━━━ INPUT ━━━

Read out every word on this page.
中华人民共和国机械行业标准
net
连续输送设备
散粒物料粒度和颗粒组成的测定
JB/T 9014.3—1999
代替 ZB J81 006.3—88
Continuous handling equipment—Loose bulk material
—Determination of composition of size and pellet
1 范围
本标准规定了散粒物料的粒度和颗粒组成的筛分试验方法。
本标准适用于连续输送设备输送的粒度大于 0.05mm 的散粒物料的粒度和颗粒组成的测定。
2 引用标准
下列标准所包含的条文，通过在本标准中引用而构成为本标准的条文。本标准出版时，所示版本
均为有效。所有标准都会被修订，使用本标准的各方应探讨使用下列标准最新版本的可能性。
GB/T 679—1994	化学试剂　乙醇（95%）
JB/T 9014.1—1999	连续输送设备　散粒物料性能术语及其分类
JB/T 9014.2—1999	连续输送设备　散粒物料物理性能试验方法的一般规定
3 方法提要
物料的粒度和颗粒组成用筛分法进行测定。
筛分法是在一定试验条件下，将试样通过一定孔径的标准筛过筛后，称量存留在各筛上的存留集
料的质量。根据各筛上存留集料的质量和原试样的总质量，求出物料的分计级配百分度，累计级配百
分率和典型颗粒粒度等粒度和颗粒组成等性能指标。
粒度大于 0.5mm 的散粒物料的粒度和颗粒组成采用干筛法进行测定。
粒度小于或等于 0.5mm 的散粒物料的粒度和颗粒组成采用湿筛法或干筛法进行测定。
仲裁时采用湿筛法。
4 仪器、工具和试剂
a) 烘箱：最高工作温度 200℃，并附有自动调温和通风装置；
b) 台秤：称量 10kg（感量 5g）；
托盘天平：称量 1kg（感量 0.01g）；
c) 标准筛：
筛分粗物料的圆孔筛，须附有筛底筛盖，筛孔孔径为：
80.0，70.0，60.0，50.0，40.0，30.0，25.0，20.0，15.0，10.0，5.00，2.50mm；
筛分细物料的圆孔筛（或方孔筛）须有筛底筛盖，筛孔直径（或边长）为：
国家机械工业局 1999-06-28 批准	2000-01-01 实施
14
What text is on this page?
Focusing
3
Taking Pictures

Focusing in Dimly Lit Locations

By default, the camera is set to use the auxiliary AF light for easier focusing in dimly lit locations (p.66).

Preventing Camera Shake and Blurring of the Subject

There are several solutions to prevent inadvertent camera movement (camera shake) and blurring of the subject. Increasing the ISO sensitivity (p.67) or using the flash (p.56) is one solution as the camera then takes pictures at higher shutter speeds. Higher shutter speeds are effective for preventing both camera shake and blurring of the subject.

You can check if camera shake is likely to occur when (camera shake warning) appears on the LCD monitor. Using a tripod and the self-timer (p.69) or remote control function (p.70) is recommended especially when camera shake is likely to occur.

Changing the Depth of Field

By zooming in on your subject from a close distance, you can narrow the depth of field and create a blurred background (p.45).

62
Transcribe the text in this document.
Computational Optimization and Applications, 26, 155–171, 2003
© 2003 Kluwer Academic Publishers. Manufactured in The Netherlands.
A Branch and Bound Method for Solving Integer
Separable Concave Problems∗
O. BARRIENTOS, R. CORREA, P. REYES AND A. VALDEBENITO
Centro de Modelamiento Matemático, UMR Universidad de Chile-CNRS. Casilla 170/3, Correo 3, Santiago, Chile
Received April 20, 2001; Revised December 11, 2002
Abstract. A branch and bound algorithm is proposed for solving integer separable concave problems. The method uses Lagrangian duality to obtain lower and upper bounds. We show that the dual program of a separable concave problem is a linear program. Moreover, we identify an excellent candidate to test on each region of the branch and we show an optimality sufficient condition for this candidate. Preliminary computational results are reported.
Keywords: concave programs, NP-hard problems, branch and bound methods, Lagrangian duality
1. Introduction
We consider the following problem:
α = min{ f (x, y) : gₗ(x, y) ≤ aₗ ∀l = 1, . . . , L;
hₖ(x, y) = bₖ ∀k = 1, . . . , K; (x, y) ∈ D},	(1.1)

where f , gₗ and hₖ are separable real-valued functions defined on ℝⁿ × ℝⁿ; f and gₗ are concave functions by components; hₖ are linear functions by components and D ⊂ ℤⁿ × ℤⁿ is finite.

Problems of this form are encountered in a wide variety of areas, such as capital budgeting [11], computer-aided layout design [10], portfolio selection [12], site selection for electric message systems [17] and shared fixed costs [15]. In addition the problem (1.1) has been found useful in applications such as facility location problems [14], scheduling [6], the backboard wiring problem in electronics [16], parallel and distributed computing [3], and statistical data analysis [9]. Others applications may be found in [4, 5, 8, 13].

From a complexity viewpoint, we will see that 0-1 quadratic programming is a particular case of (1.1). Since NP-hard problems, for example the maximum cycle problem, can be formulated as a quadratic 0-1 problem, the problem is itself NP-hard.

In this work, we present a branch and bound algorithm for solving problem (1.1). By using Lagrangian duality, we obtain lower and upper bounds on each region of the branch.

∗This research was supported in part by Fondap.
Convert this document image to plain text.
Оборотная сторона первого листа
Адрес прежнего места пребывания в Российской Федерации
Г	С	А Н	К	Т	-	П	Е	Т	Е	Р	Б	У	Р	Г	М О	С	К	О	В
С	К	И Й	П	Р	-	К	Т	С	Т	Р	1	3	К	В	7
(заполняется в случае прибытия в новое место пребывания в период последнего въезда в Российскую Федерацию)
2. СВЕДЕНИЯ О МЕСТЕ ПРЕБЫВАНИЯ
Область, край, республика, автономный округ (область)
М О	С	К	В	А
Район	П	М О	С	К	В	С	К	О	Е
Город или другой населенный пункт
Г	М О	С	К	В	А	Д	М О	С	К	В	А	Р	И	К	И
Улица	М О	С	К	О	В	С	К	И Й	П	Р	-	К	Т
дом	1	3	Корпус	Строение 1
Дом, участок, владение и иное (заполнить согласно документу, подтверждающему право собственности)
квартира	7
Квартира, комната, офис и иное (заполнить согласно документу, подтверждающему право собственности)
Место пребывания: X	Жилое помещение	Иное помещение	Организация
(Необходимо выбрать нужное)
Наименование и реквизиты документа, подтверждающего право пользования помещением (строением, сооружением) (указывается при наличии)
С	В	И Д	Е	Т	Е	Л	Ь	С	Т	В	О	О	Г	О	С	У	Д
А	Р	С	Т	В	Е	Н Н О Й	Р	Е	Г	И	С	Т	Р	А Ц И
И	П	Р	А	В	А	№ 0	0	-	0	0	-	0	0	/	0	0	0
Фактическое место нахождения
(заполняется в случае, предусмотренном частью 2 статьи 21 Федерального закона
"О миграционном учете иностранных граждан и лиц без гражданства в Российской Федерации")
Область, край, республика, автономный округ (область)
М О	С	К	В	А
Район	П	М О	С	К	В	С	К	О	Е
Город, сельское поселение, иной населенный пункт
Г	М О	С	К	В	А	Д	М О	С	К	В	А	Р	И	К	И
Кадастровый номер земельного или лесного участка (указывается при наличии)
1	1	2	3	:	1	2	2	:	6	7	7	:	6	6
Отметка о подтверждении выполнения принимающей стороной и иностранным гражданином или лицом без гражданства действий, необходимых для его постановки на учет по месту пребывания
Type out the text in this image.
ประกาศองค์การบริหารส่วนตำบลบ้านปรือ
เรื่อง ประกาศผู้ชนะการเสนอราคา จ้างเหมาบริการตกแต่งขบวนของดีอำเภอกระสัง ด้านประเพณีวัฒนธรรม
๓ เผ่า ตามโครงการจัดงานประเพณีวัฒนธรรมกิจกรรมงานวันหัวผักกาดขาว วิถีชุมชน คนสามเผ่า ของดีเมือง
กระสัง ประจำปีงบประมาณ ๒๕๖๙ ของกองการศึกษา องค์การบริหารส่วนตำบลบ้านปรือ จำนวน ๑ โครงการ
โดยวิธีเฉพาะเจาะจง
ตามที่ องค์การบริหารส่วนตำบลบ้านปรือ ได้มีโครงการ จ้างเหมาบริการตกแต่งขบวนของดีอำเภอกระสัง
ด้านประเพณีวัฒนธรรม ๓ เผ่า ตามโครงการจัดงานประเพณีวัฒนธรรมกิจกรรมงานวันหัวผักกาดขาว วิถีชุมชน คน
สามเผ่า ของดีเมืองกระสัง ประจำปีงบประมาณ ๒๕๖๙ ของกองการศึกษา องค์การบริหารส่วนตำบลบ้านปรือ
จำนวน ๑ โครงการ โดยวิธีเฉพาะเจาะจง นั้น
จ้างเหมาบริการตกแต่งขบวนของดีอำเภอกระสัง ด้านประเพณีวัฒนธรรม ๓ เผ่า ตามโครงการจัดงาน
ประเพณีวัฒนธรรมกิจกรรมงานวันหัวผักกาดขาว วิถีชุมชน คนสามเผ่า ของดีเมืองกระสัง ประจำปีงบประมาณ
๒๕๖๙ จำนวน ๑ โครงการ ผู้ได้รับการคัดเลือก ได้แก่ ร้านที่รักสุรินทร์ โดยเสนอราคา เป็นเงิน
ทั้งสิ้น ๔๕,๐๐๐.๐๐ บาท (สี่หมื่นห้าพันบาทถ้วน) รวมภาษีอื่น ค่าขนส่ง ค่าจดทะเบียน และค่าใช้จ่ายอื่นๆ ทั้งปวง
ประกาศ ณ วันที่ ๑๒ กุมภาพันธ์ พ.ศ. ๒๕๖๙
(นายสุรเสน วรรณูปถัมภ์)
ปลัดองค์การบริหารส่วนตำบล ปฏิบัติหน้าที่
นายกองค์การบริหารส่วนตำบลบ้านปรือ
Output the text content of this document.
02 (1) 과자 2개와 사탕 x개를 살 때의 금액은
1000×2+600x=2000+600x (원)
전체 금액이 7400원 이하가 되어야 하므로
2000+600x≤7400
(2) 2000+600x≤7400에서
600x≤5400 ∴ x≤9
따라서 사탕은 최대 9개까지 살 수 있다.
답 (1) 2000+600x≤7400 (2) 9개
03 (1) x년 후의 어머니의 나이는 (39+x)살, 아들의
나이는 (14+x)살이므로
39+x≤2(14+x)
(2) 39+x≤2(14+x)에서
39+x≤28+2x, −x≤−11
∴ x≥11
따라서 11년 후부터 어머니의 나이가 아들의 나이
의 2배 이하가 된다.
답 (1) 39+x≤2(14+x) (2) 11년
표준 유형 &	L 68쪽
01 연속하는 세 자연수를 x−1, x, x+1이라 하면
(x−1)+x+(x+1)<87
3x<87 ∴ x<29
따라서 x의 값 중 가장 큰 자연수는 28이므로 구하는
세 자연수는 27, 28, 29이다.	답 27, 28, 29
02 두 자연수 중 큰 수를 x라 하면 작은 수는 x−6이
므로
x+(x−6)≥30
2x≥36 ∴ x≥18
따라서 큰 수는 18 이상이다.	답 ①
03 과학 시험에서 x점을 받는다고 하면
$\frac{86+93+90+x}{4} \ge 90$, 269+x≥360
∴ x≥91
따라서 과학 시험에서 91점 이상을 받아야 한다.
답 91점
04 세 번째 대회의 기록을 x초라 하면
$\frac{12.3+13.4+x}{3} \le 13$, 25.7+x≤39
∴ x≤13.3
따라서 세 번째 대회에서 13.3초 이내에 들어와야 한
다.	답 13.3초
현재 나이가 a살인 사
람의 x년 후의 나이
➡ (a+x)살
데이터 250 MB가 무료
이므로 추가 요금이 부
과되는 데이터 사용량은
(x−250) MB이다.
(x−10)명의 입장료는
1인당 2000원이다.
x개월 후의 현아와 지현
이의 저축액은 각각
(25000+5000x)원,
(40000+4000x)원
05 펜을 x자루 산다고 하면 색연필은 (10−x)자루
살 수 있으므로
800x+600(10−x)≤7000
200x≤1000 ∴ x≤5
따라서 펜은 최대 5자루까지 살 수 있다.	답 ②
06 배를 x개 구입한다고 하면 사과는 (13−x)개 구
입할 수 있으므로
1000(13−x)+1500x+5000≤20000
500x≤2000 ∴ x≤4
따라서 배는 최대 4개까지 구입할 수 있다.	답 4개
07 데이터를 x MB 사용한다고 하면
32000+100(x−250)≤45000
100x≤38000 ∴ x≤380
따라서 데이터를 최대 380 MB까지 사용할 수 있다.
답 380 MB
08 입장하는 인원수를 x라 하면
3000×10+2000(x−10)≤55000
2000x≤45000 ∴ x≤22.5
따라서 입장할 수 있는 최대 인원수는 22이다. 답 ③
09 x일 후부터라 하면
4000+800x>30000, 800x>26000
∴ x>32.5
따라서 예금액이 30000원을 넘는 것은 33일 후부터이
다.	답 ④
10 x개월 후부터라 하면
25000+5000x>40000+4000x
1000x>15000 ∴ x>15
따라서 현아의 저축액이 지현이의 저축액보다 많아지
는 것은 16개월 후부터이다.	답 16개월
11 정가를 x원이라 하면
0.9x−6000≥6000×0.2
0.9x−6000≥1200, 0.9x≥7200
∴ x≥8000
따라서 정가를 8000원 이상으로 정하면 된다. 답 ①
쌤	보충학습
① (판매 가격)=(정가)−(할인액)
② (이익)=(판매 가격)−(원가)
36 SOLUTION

━━━

--- INSTRUCTIONS TO FOLLOW ---
From the listing above, pick out each line where the word "จำนวน" appears.

--- SOLUTION ---
กระสัง ประจำปีงบประมาณ ๒๕๖๙ ของกองการศึกษา องค์การบริหารส่วนตำบลบ้านปรือ จำนวน ๑ โครงการ
จำนวน ๑ โครงการ โดยวิธีเฉพาะเจาะจง นั้น
๒๕๖๙ จำนวน ๑ โครงการ ผู้ได้รับการคัดเลือก ได้แก่ ร้านที่รักสุรินทร์ โดยเสนอราคา เป็นเงิน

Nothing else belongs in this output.